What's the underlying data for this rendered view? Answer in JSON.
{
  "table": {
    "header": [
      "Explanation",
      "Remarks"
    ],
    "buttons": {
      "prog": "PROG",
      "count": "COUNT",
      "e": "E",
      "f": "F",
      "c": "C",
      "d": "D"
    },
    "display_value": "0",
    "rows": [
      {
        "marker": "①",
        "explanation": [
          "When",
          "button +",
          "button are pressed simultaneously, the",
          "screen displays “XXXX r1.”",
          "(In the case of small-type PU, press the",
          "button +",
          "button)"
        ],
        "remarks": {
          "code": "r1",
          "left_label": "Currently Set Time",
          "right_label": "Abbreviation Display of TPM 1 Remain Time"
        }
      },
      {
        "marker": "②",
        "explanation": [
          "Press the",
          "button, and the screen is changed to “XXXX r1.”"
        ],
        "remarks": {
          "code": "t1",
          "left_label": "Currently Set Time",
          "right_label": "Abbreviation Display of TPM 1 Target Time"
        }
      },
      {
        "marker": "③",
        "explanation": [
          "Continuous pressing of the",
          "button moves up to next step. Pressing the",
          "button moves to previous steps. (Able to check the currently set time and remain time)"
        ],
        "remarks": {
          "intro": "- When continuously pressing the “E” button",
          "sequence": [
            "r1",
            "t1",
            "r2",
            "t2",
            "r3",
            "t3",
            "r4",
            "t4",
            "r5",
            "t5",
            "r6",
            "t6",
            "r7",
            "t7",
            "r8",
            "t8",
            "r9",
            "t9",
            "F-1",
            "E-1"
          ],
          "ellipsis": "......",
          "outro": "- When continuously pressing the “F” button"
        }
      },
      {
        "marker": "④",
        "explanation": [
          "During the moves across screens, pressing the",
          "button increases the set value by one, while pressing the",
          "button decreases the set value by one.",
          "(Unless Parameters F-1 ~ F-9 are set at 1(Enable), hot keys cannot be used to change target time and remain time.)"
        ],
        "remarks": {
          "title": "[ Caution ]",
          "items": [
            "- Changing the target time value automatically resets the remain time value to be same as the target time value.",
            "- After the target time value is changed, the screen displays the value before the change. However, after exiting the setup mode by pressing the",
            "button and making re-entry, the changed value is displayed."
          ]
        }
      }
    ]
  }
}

◆ ◆ ◆ ◆ ◆ ◆ ◆

- [Job]
Return the listing above word for word.

- [Solution]
What's the underlying data for this rendered view? Answer in JSON.
{
  "table": {
    "header": [
      "Explanation",
      "Remarks"
    ],
    "buttons": {
      "prog": "PROG",
      "count": "COUNT",
      "e": "E",
      "f": "F",
      "c": "C",
      "d": "D"
    },
    "display_value": "0",
    "rows": [
      {
        "marker": "①",
        "explanation": [
          "When",
          "button +",
          "button are pressed simultaneously, the",
          "screen displays “XXXX r1.”",
          "(In the case of small-type PU, press the",
          "button +",
          "button)"
        ],
        "remarks": {
          "code": "r1",
          "left_label": "Currently Set Time",
          "right_label": "Abbreviation Display of TPM 1 Remain Time"
        }
      },
      {
        "marker": "②",
        "explanation": [
          "Press the",
          "button, and the screen is changed to “XXXX r1.”"
        ],
        "remarks": {
          "code": "t1",
          "left_label": "Currently Set Time",
          "right_label": "Abbreviation Display of TPM 1 Target Time"
        }
      },
      {
        "marker": "③",
        "explanation": [
          "Continuous pressing of the",
          "button moves up to next step. Pressing the",
          "button moves to previous steps. (Able to check the currently set time and remain time)"
        ],
        "remarks": {
          "intro": "- When continuously pressing the “E” button",
          "sequence": [
            "r1",
            "t1",
            "r2",
            "t2",
            "r3",
            "t3",
            "r4",
            "t4",
            "r5",
            "t5",
            "r6",
            "t6",
            "r7",
            "t7",
            "r8",
            "t8",
            "r9",
            "t9",
            "F-1",
            "E-1"
          ],
          "ellipsis": "......",
          "outro": "- When continuously pressing the “F” button"
        }
      },
      {
        "marker": "④",
        "explanation": [
          "During the moves across screens, pressing the",
          "button increases the set value by one, while pressing the",
          "button decreases the set value by one.",
          "(Unless Parameters F-1 ~ F-9 are set at 1(Enable), hot keys cannot be used to change target time and remain time.)"
        ],
        "remarks": {
          "title": "[ Caution ]",
          "items": [
            "- Changing the target time value automatically resets the remain time value to be same as the target time value.",
            "- After the target time value is changed, the screen displays the value before the change. However, after exiting the setup mode by pressing the",
            "button and making re-entry, the changed value is displayed."
          ]
        }
      }
    ]
  }
}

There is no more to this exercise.